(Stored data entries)
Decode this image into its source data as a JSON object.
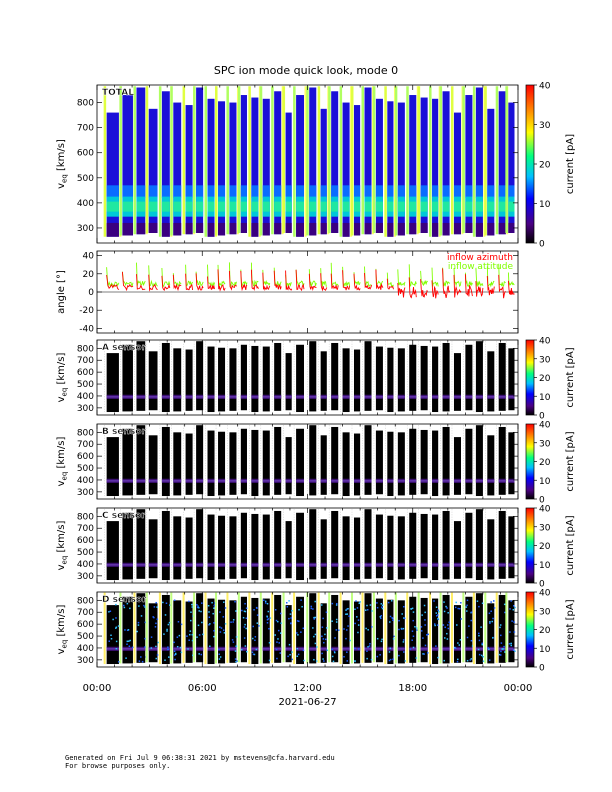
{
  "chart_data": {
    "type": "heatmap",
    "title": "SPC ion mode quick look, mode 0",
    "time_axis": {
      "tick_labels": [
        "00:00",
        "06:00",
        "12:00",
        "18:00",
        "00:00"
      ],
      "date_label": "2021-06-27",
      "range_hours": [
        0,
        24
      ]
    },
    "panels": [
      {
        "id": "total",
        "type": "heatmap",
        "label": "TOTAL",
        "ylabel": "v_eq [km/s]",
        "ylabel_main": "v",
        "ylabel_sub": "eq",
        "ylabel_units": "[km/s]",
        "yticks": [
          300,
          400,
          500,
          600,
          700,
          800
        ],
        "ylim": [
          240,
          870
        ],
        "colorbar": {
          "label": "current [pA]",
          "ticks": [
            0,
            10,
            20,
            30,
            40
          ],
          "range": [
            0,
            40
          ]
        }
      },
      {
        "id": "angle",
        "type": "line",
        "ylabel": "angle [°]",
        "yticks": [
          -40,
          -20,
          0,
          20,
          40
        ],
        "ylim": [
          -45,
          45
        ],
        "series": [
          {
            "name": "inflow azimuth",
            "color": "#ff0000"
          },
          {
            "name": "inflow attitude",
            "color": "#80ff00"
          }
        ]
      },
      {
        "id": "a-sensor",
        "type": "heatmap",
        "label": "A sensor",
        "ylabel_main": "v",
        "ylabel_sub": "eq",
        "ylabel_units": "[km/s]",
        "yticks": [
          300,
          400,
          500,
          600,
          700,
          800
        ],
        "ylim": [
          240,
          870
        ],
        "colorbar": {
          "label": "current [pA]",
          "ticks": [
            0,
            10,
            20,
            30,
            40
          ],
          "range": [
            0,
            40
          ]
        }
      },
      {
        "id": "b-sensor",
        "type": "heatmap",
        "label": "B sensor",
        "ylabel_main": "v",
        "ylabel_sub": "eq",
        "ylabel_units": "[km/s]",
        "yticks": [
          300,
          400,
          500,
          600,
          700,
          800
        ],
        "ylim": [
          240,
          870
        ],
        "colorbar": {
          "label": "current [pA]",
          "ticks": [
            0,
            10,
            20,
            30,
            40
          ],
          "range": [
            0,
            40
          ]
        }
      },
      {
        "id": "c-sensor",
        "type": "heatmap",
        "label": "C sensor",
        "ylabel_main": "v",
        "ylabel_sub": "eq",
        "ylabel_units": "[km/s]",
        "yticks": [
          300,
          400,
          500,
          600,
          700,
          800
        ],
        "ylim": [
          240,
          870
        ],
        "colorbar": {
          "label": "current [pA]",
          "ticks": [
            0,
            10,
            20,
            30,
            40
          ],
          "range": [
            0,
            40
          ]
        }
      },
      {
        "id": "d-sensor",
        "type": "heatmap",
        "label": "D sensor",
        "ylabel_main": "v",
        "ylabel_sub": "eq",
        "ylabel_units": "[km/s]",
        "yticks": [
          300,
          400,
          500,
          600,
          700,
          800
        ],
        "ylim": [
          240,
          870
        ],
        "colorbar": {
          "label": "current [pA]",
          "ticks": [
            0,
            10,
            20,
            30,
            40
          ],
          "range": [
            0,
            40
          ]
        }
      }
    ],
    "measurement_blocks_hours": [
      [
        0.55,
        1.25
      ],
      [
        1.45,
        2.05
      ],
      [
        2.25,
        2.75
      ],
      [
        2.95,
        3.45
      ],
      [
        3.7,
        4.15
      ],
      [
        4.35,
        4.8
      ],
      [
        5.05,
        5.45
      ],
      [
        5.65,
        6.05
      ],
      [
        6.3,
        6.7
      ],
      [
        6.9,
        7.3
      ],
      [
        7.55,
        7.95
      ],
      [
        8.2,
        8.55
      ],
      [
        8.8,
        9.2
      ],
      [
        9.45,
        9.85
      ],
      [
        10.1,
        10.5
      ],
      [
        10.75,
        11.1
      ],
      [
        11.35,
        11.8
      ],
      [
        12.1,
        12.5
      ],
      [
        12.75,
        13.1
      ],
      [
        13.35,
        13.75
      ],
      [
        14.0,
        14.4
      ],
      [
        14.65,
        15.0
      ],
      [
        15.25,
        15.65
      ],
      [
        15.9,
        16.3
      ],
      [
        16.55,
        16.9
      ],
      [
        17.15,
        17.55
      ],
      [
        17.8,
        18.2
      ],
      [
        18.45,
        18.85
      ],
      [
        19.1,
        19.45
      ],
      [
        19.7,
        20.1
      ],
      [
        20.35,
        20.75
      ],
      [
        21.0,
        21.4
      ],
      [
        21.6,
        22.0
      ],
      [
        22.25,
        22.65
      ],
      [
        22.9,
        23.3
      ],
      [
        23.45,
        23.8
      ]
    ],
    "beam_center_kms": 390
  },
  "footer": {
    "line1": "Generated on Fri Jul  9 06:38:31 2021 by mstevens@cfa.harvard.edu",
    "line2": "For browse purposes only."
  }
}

PROBLEM TO SOLVE –
Pick out the lines that have the word "name". Copy them all.

ANSWER IN FULL –
            "name": "inflow azimuth",
            "name": "inflow attitude",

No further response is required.